* TASK OBJECTIVE
Copy out the forum post about building a reusable LZW compression dictionary, word for word and in full.

* QUOTED PASSAGE
— Begin —

I have an application where I am reading and writing small blocks of data (a few hundred bytes) hundreds of millions of times. I'd like to generate a compression dictionary based on an example data file and use that dictionary forever as I read and write the small blocks. I'm leaning toward the LZW compression algorithm. The Wikipedia page (http://en.wikipedia.org/wiki/Lempel-Ziv-Welch) lists pseudocode for compression and decompression. It looks fairly straightforward to modify it such that the dictionary creation is a separate block of code. So I have two questions:
Am I on the right track or is there a better way?
Why does the LZW algorithm add to the dictionary during the decompression step? Can I omit that, or would I lose efficiency in my dictionary?
Thanks.

— End —

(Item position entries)
— Begin —

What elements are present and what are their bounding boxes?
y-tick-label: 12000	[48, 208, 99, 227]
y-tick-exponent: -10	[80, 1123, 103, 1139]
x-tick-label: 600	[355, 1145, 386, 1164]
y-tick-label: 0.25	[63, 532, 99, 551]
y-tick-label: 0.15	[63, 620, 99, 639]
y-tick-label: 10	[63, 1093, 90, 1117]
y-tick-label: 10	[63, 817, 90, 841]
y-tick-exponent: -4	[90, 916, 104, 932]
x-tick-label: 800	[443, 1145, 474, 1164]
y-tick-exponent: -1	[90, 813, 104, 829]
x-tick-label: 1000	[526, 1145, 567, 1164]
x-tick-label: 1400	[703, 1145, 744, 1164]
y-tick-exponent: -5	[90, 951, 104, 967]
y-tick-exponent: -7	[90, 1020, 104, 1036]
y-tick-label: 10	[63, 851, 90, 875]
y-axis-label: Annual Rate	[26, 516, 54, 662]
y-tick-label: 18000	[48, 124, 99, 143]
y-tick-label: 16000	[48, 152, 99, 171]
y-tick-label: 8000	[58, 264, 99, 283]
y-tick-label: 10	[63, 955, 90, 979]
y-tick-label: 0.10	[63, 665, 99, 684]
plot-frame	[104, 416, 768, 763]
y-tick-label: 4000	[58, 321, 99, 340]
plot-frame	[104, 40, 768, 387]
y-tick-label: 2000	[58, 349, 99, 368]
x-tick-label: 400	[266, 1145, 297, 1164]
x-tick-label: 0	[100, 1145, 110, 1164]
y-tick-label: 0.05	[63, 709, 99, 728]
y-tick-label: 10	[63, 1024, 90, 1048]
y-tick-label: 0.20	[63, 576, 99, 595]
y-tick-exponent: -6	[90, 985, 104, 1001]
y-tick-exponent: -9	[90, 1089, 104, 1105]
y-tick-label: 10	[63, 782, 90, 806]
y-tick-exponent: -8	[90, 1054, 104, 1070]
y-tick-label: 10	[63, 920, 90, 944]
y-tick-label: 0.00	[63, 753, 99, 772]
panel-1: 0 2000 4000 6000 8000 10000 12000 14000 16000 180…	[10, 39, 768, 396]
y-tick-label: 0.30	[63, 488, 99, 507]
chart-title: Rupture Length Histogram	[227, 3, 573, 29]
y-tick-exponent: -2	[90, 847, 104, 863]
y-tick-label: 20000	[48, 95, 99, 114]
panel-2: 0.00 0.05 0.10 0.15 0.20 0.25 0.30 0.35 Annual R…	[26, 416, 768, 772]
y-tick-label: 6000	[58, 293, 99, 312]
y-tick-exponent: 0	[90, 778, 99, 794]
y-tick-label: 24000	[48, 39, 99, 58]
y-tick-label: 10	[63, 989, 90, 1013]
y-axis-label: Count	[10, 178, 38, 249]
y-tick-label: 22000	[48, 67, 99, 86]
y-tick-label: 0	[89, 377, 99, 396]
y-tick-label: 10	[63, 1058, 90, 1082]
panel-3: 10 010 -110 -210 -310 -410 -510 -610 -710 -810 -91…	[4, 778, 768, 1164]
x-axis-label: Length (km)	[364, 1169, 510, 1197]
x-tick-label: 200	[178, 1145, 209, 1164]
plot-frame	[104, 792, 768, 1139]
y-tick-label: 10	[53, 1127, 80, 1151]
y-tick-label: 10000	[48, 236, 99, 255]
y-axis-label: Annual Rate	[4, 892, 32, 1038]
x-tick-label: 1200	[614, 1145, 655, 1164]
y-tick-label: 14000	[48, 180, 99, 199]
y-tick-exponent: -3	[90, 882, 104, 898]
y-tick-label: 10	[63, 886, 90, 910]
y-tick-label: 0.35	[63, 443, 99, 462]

— End —

* WRITTEN SOLUTION
I have an application where I am reading and writing small blocks of data (a few hundred bytes) hundreds of millions of times. I'd like to generate a compression dictionary based on an example data file and use that dictionary forever as I read and write the small blocks. I'm leaning toward the LZW compression algorithm. The Wikipedia page (http://en.wikipedia.org/wiki/Lempel-Ziv-Welch) lists pseudocode for compression and decompression. It looks fairly straightforward to modify it such that the dictionary creation is a separate block of code. So I have two questions:
Am I on the right track or is there a better way?
Why does the LZW algorithm add to the dictionary during the decompression step? Can I omit that, or would I lose efficiency in my dictionary?
Thanks.